▸ REQUIRED WORK
Transcribe every one of the following lines word for word, with no changes.

══ DATA TO PROCESS

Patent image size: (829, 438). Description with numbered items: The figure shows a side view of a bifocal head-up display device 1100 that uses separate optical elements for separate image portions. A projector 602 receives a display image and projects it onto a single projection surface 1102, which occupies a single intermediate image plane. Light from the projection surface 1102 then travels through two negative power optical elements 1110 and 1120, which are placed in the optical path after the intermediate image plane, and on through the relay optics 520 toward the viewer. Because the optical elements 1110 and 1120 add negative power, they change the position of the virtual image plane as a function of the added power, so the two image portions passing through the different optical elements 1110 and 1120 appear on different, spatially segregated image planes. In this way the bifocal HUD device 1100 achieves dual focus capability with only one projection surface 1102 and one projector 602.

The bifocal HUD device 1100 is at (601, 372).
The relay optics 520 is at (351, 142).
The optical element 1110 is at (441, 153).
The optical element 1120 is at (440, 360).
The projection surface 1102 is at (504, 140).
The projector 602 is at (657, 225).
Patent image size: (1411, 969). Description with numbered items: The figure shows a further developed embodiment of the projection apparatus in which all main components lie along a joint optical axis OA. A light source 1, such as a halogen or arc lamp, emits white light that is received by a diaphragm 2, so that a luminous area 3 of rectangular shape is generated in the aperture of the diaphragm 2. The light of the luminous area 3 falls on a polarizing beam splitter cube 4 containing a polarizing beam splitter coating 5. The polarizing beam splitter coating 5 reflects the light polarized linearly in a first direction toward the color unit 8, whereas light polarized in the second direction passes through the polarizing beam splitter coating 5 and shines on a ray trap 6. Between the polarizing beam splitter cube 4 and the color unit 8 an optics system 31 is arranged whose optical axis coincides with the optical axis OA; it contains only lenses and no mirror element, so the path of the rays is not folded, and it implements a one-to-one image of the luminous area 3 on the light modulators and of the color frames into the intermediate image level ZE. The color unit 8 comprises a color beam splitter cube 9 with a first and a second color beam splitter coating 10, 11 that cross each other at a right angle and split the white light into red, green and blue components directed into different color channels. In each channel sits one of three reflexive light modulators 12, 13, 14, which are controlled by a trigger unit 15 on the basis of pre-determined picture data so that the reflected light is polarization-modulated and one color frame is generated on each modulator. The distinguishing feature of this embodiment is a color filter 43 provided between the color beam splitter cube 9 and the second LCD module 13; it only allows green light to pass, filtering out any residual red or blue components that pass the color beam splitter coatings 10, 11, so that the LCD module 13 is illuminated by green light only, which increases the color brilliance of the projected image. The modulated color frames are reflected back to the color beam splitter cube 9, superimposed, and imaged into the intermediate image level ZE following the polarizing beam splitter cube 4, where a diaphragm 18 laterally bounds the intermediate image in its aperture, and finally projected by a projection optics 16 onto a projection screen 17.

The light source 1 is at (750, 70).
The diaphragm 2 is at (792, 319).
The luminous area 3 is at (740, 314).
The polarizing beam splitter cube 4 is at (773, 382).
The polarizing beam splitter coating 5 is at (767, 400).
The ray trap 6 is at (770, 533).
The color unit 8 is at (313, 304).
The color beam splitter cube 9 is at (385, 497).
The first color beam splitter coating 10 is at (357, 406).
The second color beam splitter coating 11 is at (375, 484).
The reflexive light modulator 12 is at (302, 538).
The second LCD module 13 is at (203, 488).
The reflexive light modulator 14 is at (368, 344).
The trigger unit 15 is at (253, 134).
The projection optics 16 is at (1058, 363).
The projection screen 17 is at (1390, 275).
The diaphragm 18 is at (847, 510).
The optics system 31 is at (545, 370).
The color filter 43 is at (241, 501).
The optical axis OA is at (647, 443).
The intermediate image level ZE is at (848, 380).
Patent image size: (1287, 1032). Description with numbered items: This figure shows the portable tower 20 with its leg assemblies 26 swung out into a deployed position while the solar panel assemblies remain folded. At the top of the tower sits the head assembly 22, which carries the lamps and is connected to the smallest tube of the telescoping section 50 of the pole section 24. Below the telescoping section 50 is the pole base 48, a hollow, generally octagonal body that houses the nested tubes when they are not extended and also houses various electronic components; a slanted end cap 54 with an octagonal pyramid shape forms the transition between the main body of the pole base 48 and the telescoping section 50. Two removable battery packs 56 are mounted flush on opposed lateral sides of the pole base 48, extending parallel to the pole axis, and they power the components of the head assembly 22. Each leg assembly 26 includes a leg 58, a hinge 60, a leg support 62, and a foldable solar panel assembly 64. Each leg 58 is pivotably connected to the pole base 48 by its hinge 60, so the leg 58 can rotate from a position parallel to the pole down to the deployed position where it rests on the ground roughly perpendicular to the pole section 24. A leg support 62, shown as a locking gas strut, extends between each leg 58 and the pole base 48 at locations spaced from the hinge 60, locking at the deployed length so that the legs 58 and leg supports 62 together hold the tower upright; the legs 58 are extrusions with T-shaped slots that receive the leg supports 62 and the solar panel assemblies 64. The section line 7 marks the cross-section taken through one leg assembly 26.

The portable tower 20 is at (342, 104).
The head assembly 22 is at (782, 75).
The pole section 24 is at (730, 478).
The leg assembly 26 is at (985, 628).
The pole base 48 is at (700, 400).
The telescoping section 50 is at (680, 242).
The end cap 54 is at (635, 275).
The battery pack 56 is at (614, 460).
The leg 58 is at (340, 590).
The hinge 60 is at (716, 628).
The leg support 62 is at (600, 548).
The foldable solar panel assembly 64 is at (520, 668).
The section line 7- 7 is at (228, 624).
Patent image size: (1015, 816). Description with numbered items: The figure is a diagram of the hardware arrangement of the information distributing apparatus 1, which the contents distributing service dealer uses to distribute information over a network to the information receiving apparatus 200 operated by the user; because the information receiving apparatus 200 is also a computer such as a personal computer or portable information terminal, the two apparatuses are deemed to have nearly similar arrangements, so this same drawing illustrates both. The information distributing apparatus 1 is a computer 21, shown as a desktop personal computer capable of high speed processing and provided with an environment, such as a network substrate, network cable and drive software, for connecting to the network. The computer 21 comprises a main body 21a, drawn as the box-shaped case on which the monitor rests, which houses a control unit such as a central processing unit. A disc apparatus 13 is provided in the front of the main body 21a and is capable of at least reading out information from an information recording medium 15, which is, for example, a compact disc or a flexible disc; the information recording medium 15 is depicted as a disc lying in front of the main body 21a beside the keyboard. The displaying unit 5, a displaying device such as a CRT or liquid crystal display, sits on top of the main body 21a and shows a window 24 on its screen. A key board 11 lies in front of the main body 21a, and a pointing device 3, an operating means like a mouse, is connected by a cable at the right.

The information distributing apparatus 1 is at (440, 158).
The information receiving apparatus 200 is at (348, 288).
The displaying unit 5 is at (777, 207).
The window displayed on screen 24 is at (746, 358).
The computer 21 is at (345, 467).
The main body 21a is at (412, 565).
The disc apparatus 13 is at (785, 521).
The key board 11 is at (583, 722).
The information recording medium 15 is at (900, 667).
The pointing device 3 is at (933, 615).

════

▸ SOLUTION FOR THIS EXERCISE
Patent image size: (829, 438). Description with numbered items: The figure shows a side view of a bifocal head-up display device 1100 that uses separate optical elements for separate image portions. A projector 602 receives a display image and projects it onto a single projection surface 1102, which occupies a single intermediate image plane. Light from the projection surface 1102 then travels through two negative power optical elements 1110 and 1120, which are placed in the optical path after the intermediate image plane, and on through the relay optics 520 toward the viewer. Because the optical elements 1110 and 1120 add negative power, they change the position of the virtual image plane as a function of the added power, so the two image portions passing through the different optical elements 1110 and 1120 appear on different, spatially segregated image planes. In this way the bifocal HUD device 1100 achieves dual focus capability with only one projection surface 1102 and one projector 602.

The bifocal HUD device 1100 is at (601, 372).
The relay optics 520 is at (351, 142).
The optical element 1110 is at (441, 153).
The optical element 1120 is at (440, 360).
The projection surface 1102 is at (504, 140).
The projector 602 is at (657, 225).
Patent image size: (1411, 969). Description with numbered items: The figure shows a further developed embodiment of the projection apparatus in which all main components lie along a joint optical axis OA. A light source 1, such as a halogen or arc lamp, emits white light that is received by a diaphragm 2, so that a luminous area 3 of rectangular shape is generated in the aperture of the diaphragm 2. The light of the luminous area 3 falls on a polarizing beam splitter cube 4 containing a polarizing beam splitter coating 5. The polarizing beam splitter coating 5 reflects the light polarized linearly in a first direction toward the color unit 8, whereas light polarized in the second direction passes through the polarizing beam splitter coating 5 and shines on a ray trap 6. Between the polarizing beam splitter cube 4 and the color unit 8 an optics system 31 is arranged whose optical axis coincides with the optical axis OA; it contains only lenses and no mirror element, so the path of the rays is not folded, and it implements a one-to-one image of the luminous area 3 on the light modulators and of the color frames into the intermediate image level ZE. The color unit 8 comprises a color beam splitter cube 9 with a first and a second color beam splitter coating 10, 11 that cross each other at a right angle and split the white light into red, green and blue components directed into different color channels. In each channel sits one of three reflexive light modulators 12, 13, 14, which are controlled by a trigger unit 15 on the basis of pre-determined picture data so that the reflected light is polarization-modulated and one color frame is generated on each modulator. The distinguishing feature of this embodiment is a color filter 43 provided between the color beam splitter cube 9 and the second LCD module 13; it only allows green light to pass, filtering out any residual red or blue components that pass the color beam splitter coatings 10, 11, so that the LCD module 13 is illuminated by green light only, which increases the color brilliance of the projected image. The modulated color frames are reflected back to the color beam splitter cube 9, superimposed, and imaged into the intermediate image level ZE following the polarizing beam splitter cube 4, where a diaphragm 18 laterally bounds the intermediate image in its aperture, and finally projected by a projection optics 16 onto a projection screen 17.

The light source 1 is at (750, 70).
The diaphragm 2 is at (792, 319).
The luminous area 3 is at (740, 314).
The polarizing beam splitter cube 4 is at (773, 382).
The polarizing beam splitter coating 5 is at (767, 400).
The ray trap 6 is at (770, 533).
The color unit 8 is at (313, 304).
The color beam splitter cube 9 is at (385, 497).
The first color beam splitter coating 10 is at (357, 406).
The second color beam splitter coating 11 is at (375, 484).
The reflexive light modulator 12 is at (302, 538).
The second LCD module 13 is at (203, 488).
The reflexive light modulator 14 is at (368, 344).
The trigger unit 15 is at (253, 134).
The projection optics 16 is at (1058, 363).
The projection screen 17 is at (1390, 275).
The diaphragm 18 is at (847, 510).
The optics system 31 is at (545, 370).
The color filter 43 is at (241, 501).
The optical axis OA is at (647, 443).
The intermediate image level ZE is at (848, 380).
Patent image size: (1287, 1032). Description with numbered items: This figure shows the portable tower 20 with its leg assemblies 26 swung out into a deployed position while the solar panel assemblies remain folded. At the top of the tower sits the head assembly 22, which carries the lamps and is connected to the smallest tube of the telescoping section 50 of the pole section 24. Below the telescoping section 50 is the pole base 48, a hollow, generally octagonal body that houses the nested tubes when they are not extended and also houses various electronic components; a slanted end cap 54 with an octagonal pyramid shape forms the transition between the main body of the pole base 48 and the telescoping section 50. Two removable battery packs 56 are mounted flush on opposed lateral sides of the pole base 48, extending parallel to the pole axis, and they power the components of the head assembly 22. Each leg assembly 26 includes a leg 58, a hinge 60, a leg support 62, and a foldable solar panel assembly 64. Each leg 58 is pivotably connected to the pole base 48 by its hinge 60, so the leg 58 can rotate from a position parallel to the pole down to the deployed position where it rests on the ground roughly perpendicular to the pole section 24. A leg support 62, shown as a locking gas strut, extends between each leg 58 and the pole base 48 at locations spaced from the hinge 60, locking at the deployed length so that the legs 58 and leg supports 62 together hold the tower upright; the legs 58 are extrusions with T-shaped slots that receive the leg supports 62 and the solar panel assemblies 64. The section line 7 marks the cross-section taken through one leg assembly 26.

The portable tower 20 is at (342, 104).
The head assembly 22 is at (782, 75).
The pole section 24 is at (730, 478).
The leg assembly 26 is at (985, 628).
The pole base 48 is at (700, 400).
The telescoping section 50 is at (680, 242).
The end cap 54 is at (635, 275).
The battery pack 56 is at (614, 460).
The leg 58 is at (340, 590).
The hinge 60 is at (716, 628).
The leg support 62 is at (600, 548).
The foldable solar panel assembly 64 is at (520, 668).
The section line 7- 7 is at (228, 624).
Patent image size: (1015, 816). Description with numbered items: The figure is a diagram of the hardware arrangement of the information distributing apparatus 1, which the contents distributing service dealer uses to distribute information over a network to the information receiving apparatus 200 operated by the user; because the information receiving apparatus 200 is also a computer such as a personal computer or portable information terminal, the two apparatuses are deemed to have nearly similar arrangements, so this same drawing illustrates both. The information distributing apparatus 1 is a computer 21, shown as a desktop personal computer capable of high speed processing and provided with an environment, such as a network substrate, network cable and drive software, for connecting to the network. The computer 21 comprises a main body 21a, drawn as the box-shaped case on which the monitor rests, which houses a control unit such as a central processing unit. A disc apparatus 13 is provided in the front of the main body 21a and is capable of at least reading out information from an information recording medium 15, which is, for example, a compact disc or a flexible disc; the information recording medium 15 is depicted as a disc lying in front of the main body 21a beside the keyboard. The displaying unit 5, a displaying device such as a CRT or liquid crystal display, sits on top of the main body 21a and shows a window 24 on its screen. A key board 11 lies in front of the main body 21a, and a pointing device 3, an operating means like a mouse, is connected by a cable at the right.

The information distributing apparatus 1 is at (440, 158).
The information receiving apparatus 200 is at (348, 288).
The displaying unit 5 is at (777, 207).
The window displayed on screen 24 is at (746, 358).
The computer 21 is at (345, 467).
The main body 21a is at (412, 565).
The disc apparatus 13 is at (785, 521).
The key board 11 is at (583, 722).
The information recording medium 15 is at (900, 667).
The pointing device 3 is at (933, 615).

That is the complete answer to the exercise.